■ Given exercise: Identify and pull out each line of the entries in which "Engineer" occurs.

■ Collected data entries:
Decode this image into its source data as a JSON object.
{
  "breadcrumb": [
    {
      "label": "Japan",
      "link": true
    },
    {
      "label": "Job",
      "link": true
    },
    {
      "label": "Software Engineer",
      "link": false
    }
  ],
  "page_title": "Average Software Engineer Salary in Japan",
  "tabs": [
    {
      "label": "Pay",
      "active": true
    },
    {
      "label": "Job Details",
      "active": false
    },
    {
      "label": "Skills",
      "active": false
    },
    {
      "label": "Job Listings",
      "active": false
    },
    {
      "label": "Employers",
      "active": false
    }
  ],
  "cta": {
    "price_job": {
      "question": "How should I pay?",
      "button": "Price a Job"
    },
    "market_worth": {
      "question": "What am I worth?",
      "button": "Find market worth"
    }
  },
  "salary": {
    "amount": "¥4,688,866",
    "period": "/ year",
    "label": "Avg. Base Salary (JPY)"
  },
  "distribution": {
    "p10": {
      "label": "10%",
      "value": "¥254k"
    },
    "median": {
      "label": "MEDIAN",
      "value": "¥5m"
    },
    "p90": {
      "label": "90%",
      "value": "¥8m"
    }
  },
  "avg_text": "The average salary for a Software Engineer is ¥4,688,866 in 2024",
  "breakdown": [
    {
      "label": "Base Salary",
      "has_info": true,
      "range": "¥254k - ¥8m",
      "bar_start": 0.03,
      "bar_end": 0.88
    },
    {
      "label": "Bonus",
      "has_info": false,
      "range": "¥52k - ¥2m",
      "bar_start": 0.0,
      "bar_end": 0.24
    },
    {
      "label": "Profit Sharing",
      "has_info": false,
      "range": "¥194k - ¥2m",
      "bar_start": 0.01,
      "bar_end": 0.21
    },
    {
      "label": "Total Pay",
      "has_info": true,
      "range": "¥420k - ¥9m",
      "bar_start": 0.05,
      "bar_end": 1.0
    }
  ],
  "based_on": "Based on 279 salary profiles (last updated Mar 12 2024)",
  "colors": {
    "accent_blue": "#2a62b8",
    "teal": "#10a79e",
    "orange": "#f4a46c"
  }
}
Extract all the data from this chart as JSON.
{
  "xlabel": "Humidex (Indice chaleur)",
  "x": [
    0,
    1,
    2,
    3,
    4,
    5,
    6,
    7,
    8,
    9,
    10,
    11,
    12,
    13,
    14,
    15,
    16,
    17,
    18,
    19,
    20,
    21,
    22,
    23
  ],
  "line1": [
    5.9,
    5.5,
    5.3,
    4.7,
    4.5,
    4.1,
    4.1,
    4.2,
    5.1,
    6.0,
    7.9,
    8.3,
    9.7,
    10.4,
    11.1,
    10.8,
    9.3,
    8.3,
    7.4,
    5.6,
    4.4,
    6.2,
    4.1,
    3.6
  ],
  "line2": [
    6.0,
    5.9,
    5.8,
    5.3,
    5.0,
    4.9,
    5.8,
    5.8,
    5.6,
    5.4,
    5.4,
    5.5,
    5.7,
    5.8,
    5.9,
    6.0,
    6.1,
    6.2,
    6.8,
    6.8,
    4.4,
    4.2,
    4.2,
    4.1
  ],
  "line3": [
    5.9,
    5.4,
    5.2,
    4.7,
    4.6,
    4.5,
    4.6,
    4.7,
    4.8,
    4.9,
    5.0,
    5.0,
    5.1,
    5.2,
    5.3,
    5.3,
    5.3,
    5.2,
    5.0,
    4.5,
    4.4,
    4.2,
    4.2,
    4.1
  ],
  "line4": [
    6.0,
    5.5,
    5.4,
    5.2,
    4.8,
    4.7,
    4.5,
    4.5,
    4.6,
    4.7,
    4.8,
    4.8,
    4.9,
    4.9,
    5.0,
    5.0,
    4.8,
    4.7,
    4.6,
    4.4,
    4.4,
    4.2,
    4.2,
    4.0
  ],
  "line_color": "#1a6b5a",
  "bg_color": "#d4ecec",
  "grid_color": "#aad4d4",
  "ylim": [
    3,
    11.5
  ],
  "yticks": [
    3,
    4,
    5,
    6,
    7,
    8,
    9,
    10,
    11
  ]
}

■ The output:
      "label": "Software Engineer",
  "page_title": "Average Software Engineer Salary in Japan",
  "avg_text": "The average salary for a Software Engineer is ¥4,688,866 in 2024",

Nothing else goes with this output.